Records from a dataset
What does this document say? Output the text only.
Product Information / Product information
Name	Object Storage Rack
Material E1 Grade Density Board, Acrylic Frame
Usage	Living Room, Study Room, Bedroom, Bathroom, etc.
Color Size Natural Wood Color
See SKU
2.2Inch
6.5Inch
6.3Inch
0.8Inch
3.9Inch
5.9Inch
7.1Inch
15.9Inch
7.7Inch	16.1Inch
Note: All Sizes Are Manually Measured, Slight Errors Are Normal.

#### YOUR OBJECTIVE
Could you quote the material above in full, exactly as it stands?

#### TASK RESPONSE
What does this document say? Output the text only.
Product Information / Product information
Name	Object Storage Rack
Material E1 Grade Density Board, Acrylic Frame
Usage	Living Room, Study Room, Bedroom, Bathroom, etc.
Color Size Natural Wood Color
See SKU
2.2Inch
6.5Inch
6.3Inch
0.8Inch
3.9Inch
5.9Inch
7.1Inch
15.9Inch
7.7Inch	16.1Inch
Note: All Sizes Are Manually Measured, Slight Errors Are Normal.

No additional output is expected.